(Entries with figure data)
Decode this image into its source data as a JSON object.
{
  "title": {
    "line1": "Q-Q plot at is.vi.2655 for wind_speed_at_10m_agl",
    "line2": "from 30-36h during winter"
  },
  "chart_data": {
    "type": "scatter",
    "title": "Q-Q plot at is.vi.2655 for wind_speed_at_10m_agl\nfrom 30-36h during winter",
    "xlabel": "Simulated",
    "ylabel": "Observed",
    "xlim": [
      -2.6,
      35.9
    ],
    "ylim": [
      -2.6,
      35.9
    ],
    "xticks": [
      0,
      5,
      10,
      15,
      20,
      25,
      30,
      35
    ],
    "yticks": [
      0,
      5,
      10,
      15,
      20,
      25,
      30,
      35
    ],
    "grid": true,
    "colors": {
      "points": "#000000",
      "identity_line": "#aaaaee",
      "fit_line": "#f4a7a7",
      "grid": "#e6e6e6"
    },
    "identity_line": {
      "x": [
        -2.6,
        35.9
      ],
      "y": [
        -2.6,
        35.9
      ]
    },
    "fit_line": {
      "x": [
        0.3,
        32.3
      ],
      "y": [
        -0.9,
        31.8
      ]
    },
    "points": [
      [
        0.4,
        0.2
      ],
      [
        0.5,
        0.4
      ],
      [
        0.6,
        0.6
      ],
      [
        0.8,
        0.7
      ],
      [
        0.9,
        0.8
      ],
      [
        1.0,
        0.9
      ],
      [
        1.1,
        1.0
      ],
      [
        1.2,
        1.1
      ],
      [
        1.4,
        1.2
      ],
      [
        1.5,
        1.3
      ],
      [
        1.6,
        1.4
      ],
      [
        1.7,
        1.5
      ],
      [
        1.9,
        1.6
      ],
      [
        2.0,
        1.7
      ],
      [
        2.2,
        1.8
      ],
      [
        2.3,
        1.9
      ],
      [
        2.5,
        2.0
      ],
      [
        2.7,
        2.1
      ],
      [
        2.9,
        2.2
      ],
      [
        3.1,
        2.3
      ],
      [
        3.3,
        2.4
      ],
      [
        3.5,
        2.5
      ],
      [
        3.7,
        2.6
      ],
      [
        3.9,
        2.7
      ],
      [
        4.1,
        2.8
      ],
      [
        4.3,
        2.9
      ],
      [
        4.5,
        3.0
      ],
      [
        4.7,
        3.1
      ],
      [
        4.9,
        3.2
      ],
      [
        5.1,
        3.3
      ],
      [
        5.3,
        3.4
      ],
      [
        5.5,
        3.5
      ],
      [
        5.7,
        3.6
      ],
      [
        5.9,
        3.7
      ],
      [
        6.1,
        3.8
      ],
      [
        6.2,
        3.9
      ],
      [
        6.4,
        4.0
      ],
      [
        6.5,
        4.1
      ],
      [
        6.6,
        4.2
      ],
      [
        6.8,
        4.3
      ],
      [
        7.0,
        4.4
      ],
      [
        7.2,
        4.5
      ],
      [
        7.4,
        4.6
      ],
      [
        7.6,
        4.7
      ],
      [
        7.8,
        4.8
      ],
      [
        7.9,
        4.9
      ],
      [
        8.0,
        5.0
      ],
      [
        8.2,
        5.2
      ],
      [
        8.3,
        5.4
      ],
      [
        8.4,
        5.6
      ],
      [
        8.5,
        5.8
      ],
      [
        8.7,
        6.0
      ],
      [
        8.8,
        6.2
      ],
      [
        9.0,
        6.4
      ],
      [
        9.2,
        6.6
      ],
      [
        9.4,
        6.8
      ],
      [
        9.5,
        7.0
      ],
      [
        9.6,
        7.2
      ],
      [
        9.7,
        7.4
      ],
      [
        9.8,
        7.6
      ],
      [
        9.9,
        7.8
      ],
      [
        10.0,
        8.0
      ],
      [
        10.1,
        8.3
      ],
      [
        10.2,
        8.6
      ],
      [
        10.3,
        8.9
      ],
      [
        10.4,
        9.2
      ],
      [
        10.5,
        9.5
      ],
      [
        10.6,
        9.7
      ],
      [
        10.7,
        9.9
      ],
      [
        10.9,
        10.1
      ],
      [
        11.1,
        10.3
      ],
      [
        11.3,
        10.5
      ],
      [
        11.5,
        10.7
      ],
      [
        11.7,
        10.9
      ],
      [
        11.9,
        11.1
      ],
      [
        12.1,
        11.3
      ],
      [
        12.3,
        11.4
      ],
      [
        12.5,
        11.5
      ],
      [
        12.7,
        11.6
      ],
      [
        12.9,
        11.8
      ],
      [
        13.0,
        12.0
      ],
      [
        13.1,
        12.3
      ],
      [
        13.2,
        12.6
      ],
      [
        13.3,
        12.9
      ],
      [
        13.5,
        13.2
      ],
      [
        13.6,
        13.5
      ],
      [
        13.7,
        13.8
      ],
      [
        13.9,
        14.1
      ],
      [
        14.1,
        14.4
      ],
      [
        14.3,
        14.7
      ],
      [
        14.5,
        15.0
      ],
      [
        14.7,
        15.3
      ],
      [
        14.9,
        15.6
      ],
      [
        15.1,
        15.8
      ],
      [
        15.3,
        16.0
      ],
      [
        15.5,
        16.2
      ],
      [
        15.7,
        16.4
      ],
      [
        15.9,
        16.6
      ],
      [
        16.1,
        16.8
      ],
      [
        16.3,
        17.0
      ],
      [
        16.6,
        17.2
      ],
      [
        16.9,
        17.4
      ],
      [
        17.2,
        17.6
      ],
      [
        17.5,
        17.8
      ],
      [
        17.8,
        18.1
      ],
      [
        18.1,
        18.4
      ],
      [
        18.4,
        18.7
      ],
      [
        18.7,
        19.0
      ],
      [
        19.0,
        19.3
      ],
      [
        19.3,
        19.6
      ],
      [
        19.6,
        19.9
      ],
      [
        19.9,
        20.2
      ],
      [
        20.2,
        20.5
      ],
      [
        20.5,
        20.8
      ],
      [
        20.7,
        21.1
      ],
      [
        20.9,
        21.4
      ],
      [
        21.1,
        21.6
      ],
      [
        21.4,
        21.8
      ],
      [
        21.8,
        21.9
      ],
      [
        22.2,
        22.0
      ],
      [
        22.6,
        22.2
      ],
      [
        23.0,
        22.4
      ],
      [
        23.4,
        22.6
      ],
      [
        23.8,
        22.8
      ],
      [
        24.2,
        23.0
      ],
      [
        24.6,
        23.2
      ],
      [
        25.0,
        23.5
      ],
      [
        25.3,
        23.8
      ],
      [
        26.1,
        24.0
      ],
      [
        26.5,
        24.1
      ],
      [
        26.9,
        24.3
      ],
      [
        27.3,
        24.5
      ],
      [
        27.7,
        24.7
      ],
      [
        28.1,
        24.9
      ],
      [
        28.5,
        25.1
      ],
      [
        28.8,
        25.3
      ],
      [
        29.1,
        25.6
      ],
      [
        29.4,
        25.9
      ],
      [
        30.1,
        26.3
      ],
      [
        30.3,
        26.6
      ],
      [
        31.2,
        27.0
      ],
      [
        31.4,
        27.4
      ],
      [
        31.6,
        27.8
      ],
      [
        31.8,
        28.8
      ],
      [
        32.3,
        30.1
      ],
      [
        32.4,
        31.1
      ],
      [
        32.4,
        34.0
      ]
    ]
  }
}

# [Task to carry out]
Can you reproduce all the material exactly?

# [Finished answer]
Decode this image into its source data as a JSON object.
{
  "title": {
    "line1": "Q-Q plot at is.vi.2655 for wind_speed_at_10m_agl",
    "line2": "from 30-36h during winter"
  },
  "chart_data": {
    "type": "scatter",
    "title": "Q-Q plot at is.vi.2655 for wind_speed_at_10m_agl\nfrom 30-36h during winter",
    "xlabel": "Simulated",
    "ylabel": "Observed",
    "xlim": [
      -2.6,
      35.9
    ],
    "ylim": [
      -2.6,
      35.9
    ],
    "xticks": [
      0,
      5,
      10,
      15,
      20,
      25,
      30,
      35
    ],
    "yticks": [
      0,
      5,
      10,
      15,
      20,
      25,
      30,
      35
    ],
    "grid": true,
    "colors": {
      "points": "#000000",
      "identity_line": "#aaaaee",
      "fit_line": "#f4a7a7",
      "grid": "#e6e6e6"
    },
    "identity_line": {
      "x": [
        -2.6,
        35.9
      ],
      "y": [
        -2.6,
        35.9
      ]
    },
    "fit_line": {
      "x": [
        0.3,
        32.3
      ],
      "y": [
        -0.9,
        31.8
      ]
    },
    "points": [
      [
        0.4,
        0.2
      ],
      [
        0.5,
        0.4
      ],
      [
        0.6,
        0.6
      ],
      [
        0.8,
        0.7
      ],
      [
        0.9,
        0.8
      ],
      [
        1.0,
        0.9
      ],
      [
        1.1,
        1.0
      ],
      [
        1.2,
        1.1
      ],
      [
        1.4,
        1.2
      ],
      [
        1.5,
        1.3
      ],
      [
        1.6,
        1.4
      ],
      [
        1.7,
        1.5
      ],
      [
        1.9,
        1.6
      ],
      [
        2.0,
        1.7
      ],
      [
        2.2,
        1.8
      ],
      [
        2.3,
        1.9
      ],
      [
        2.5,
        2.0
      ],
      [
        2.7,
        2.1
      ],
      [
        2.9,
        2.2
      ],
      [
        3.1,
        2.3
      ],
      [
        3.3,
        2.4
      ],
      [
        3.5,
        2.5
      ],
      [
        3.7,
        2.6
      ],
      [
        3.9,
        2.7
      ],
      [
        4.1,
        2.8
      ],
      [
        4.3,
        2.9
      ],
      [
        4.5,
        3.0
      ],
      [
        4.7,
        3.1
      ],
      [
        4.9,
        3.2
      ],
      [
        5.1,
        3.3
      ],
      [
        5.3,
        3.4
      ],
      [
        5.5,
        3.5
      ],
      [
        5.7,
        3.6
      ],
      [
        5.9,
        3.7
      ],
      [
        6.1,
        3.8
      ],
      [
        6.2,
        3.9
      ],
      [
        6.4,
        4.0
      ],
      [
        6.5,
        4.1
      ],
      [
        6.6,
        4.2
      ],
      [
        6.8,
        4.3
      ],
      [
        7.0,
        4.4
      ],
      [
        7.2,
        4.5
      ],
      [
        7.4,
        4.6
      ],
      [
        7.6,
        4.7
      ],
      [
        7.8,
        4.8
      ],
      [
        7.9,
        4.9
      ],
      [
        8.0,
        5.0
      ],
      [
        8.2,
        5.2
      ],
      [
        8.3,
        5.4
      ],
      [
        8.4,
        5.6
      ],
      [
        8.5,
        5.8
      ],
      [
        8.7,
        6.0
      ],
      [
        8.8,
        6.2
      ],
      [
        9.0,
        6.4
      ],
      [
        9.2,
        6.6
      ],
      [
        9.4,
        6.8
      ],
      [
        9.5,
        7.0
      ],
      [
        9.6,
        7.2
      ],
      [
        9.7,
        7.4
      ],
      [
        9.8,
        7.6
      ],
      [
        9.9,
        7.8
      ],
      [
        10.0,
        8.0
      ],
      [
        10.1,
        8.3
      ],
      [
        10.2,
        8.6
      ],
      [
        10.3,
        8.9
      ],
      [
        10.4,
        9.2
      ],
      [
        10.5,
        9.5
      ],
      [
        10.6,
        9.7
      ],
      [
        10.7,
        9.9
      ],
      [
        10.9,
        10.1
      ],
      [
        11.1,
        10.3
      ],
      [
        11.3,
        10.5
      ],
      [
        11.5,
        10.7
      ],
      [
        11.7,
        10.9
      ],
      [
        11.9,
        11.1
      ],
      [
        12.1,
        11.3
      ],
      [
        12.3,
        11.4
      ],
      [
        12.5,
        11.5
      ],
      [
        12.7,
        11.6
      ],
      [
        12.9,
        11.8
      ],
      [
        13.0,
        12.0
      ],
      [
        13.1,
        12.3
      ],
      [
        13.2,
        12.6
      ],
      [
        13.3,
        12.9
      ],
      [
        13.5,
        13.2
      ],
      [
        13.6,
        13.5
      ],
      [
        13.7,
        13.8
      ],
      [
        13.9,
        14.1
      ],
      [
        14.1,
        14.4
      ],
      [
        14.3,
        14.7
      ],
      [
        14.5,
        15.0
      ],
      [
        14.7,
        15.3
      ],
      [
        14.9,
        15.6
      ],
      [
        15.1,
        15.8
      ],
      [
        15.3,
        16.0
      ],
      [
        15.5,
        16.2
      ],
      [
        15.7,
        16.4
      ],
      [
        15.9,
        16.6
      ],
      [
        16.1,
        16.8
      ],
      [
        16.3,
        17.0
      ],
      [
        16.6,
        17.2
      ],
      [
        16.9,
        17.4
      ],
      [
        17.2,
        17.6
      ],
      [
        17.5,
        17.8
      ],
      [
        17.8,
        18.1
      ],
      [
        18.1,
        18.4
      ],
      [
        18.4,
        18.7
      ],
      [
        18.7,
        19.0
      ],
      [
        19.0,
        19.3
      ],
      [
        19.3,
        19.6
      ],
      [
        19.6,
        19.9
      ],
      [
        19.9,
        20.2
      ],
      [
        20.2,
        20.5
      ],
      [
        20.5,
        20.8
      ],
      [
        20.7,
        21.1
      ],
      [
        20.9,
        21.4
      ],
      [
        21.1,
        21.6
      ],
      [
        21.4,
        21.8
      ],
      [
        21.8,
        21.9
      ],
      [
        22.2,
        22.0
      ],
      [
        22.6,
        22.2
      ],
      [
        23.0,
        22.4
      ],
      [
        23.4,
        22.6
      ],
      [
        23.8,
        22.8
      ],
      [
        24.2,
        23.0
      ],
      [
        24.6,
        23.2
      ],
      [
        25.0,
        23.5
      ],
      [
        25.3,
        23.8
      ],
      [
        26.1,
        24.0
      ],
      [
        26.5,
        24.1
      ],
      [
        26.9,
        24.3
      ],
      [
        27.3,
        24.5
      ],
      [
        27.7,
        24.7
      ],
      [
        28.1,
        24.9
      ],
      [
        28.5,
        25.1
      ],
      [
        28.8,
        25.3
      ],
      [
        29.1,
        25.6
      ],
      [
        29.4,
        25.9
      ],
      [
        30.1,
        26.3
      ],
      [
        30.3,
        26.6
      ],
      [
        31.2,
        27.0
      ],
      [
        31.4,
        27.4
      ],
      [
        31.6,
        27.8
      ],
      [
        31.8,
        28.8
      ],
      [
        32.3,
        30.1
      ],
      [
        32.4,
        31.1
      ],
      [
        32.4,
        34.0
      ]
    ]
  }
}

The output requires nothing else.